Search the material for the string "object", then return every line where it is found.

Task data
************

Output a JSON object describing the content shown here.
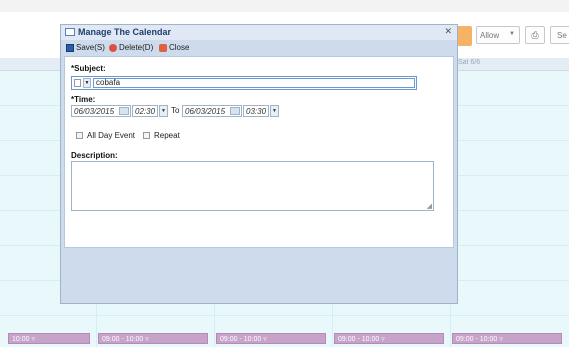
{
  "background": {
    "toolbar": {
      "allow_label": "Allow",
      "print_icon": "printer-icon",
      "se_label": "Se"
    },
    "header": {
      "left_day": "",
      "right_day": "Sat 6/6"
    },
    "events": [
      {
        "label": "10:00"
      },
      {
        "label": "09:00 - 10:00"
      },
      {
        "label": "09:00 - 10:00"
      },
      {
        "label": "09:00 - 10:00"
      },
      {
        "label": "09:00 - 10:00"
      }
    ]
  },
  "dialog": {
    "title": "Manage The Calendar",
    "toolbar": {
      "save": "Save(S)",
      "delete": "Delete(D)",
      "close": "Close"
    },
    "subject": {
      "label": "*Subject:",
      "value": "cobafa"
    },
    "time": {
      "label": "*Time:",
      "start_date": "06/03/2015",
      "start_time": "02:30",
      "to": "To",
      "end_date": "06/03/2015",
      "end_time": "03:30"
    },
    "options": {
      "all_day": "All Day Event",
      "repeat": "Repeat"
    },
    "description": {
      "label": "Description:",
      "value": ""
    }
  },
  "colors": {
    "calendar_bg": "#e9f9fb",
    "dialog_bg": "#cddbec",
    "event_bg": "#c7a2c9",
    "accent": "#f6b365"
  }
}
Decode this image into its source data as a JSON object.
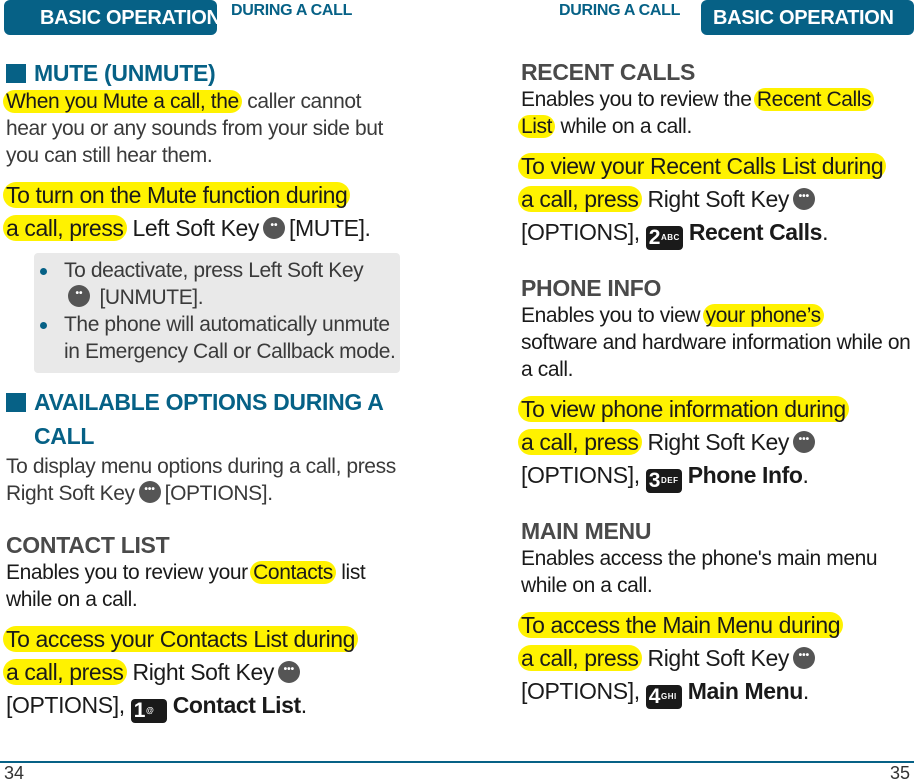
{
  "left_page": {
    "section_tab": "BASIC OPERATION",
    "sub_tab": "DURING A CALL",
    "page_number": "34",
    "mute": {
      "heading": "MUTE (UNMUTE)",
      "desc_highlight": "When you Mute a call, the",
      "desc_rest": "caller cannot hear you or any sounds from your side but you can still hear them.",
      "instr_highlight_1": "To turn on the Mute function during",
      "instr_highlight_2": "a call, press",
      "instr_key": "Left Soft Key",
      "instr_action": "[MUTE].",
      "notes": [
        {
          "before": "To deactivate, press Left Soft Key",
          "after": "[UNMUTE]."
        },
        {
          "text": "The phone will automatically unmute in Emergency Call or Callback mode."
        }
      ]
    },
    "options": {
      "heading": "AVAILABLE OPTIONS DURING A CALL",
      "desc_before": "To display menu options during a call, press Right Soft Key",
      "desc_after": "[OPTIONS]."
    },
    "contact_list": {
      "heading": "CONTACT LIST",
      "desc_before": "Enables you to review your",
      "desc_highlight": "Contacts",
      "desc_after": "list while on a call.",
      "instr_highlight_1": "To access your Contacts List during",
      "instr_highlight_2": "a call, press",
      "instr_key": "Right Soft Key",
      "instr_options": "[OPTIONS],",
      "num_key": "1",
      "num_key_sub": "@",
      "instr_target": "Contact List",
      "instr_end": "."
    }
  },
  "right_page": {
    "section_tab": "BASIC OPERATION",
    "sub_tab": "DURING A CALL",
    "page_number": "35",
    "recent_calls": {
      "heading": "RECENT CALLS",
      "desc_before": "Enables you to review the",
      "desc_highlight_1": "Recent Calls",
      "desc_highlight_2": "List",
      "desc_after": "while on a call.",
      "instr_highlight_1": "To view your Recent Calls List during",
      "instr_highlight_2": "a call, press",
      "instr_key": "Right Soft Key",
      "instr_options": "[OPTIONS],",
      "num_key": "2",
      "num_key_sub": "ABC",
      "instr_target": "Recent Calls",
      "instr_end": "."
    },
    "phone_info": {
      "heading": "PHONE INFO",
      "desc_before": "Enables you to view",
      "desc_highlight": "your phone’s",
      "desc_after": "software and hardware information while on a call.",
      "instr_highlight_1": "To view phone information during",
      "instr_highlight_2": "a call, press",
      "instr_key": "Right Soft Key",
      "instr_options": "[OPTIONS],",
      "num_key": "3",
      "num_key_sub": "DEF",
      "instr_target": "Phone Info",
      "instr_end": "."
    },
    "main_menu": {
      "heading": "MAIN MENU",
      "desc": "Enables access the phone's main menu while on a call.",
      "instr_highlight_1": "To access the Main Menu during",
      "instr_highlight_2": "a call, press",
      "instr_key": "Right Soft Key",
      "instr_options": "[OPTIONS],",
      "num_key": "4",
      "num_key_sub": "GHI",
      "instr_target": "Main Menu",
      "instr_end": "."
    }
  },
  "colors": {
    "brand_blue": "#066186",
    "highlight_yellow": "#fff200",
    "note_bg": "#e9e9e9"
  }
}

************

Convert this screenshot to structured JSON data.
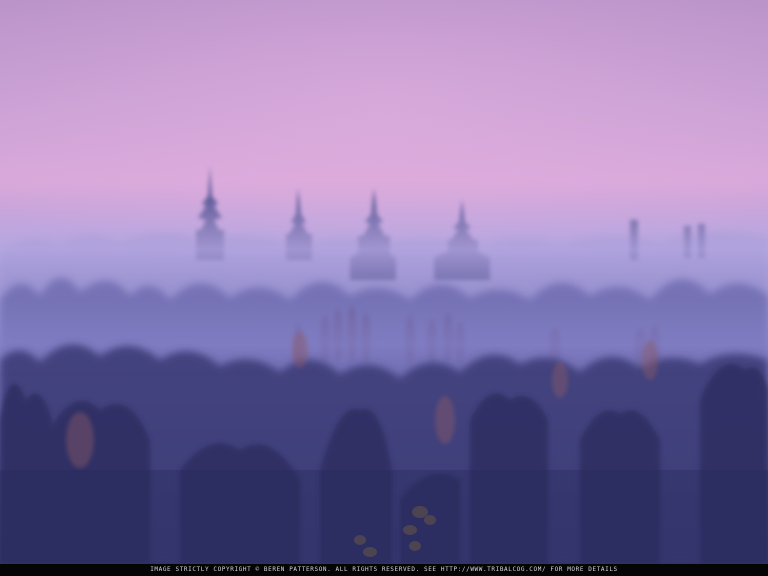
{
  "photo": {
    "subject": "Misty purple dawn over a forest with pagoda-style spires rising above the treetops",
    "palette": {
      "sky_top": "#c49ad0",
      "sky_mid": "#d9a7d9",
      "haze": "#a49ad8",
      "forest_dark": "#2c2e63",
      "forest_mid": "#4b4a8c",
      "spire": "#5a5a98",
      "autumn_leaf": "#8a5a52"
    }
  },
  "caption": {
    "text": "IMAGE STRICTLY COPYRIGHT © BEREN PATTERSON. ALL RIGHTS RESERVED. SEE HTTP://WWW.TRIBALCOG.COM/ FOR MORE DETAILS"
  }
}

************

Completed exercise
Output a JSON object describing the content shown here.
Decode this image into its source data as a JSON object.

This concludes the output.